» **DO THIS**:
Identify the lines containing the word "headers". Copy each one.

» **RECORDS**:
---
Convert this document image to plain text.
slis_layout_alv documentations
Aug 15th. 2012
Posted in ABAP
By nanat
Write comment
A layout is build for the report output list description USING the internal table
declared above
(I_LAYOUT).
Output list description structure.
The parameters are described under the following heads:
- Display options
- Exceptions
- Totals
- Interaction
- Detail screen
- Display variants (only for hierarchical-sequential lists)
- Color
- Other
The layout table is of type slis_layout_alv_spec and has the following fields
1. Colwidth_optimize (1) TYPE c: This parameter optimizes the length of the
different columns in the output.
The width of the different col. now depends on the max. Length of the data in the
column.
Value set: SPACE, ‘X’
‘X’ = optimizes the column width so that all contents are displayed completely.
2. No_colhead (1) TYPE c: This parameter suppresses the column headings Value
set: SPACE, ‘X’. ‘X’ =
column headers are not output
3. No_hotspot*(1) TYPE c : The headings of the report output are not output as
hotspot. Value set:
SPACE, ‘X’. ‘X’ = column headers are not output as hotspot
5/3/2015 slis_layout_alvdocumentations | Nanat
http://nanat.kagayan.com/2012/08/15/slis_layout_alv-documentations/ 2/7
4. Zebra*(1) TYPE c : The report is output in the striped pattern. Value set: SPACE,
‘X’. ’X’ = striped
---
» **WRITTEN SOLUTION**:
column headers are not output
SPACE, ‘X’. ‘X’ = column headers are not output as hotspot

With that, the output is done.